■ **WHAT THE EXERCISE ASKS**:
Take every line from the listing below that includes "Total" and copy it.

■ **EXERCISE MATERIAL**:
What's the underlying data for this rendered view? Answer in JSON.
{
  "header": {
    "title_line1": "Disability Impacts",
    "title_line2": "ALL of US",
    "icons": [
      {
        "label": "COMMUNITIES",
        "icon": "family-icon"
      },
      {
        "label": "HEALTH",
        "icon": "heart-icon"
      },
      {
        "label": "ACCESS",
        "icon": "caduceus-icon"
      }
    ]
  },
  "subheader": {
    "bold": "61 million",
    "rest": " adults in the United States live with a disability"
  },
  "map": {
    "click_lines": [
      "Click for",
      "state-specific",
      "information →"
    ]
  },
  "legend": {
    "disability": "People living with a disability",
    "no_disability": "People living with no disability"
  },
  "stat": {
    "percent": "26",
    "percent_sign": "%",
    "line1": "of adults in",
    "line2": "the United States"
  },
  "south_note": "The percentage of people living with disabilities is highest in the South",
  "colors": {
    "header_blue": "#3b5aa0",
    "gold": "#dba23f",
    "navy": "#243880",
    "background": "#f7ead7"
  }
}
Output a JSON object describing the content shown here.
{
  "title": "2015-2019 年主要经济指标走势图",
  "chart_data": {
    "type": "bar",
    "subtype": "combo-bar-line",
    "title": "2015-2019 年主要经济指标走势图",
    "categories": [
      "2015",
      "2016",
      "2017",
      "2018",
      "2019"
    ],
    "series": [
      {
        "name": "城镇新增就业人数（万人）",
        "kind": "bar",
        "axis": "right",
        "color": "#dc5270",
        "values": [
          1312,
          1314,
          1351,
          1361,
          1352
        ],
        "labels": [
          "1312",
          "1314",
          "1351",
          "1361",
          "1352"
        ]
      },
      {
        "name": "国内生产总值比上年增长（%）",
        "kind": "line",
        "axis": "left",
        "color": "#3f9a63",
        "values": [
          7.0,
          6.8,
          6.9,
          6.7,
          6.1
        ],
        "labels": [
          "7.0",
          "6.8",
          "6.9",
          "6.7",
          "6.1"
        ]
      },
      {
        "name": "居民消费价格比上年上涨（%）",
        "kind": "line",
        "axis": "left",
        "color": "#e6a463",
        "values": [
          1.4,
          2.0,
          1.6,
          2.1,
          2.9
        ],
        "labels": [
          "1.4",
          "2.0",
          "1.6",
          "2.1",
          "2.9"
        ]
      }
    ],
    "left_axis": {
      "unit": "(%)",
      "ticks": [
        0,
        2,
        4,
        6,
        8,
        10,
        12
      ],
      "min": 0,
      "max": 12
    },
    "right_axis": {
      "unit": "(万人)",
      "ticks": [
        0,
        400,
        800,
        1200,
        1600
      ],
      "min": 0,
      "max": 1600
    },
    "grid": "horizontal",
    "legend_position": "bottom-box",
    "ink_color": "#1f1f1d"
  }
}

---

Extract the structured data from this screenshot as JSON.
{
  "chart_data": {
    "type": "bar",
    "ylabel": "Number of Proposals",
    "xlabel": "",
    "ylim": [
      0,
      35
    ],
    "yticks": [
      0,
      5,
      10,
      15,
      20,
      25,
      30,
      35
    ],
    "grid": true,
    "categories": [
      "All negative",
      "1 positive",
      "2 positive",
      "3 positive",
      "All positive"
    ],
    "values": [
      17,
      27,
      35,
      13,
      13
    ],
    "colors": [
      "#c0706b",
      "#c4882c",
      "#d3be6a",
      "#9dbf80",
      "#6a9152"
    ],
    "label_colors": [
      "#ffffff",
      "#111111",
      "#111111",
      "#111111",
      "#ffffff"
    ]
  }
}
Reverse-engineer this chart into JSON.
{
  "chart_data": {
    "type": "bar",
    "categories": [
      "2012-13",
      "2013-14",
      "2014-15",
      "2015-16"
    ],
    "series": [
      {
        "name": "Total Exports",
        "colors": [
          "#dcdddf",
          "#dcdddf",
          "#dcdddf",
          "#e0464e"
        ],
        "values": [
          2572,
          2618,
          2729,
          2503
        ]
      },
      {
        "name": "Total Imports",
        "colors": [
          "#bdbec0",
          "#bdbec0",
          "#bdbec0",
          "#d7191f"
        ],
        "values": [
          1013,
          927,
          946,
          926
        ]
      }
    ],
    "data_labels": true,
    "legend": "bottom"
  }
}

■ **FULL ANSWER**:
        "name": "Total Exports",
        "name": "Total Imports",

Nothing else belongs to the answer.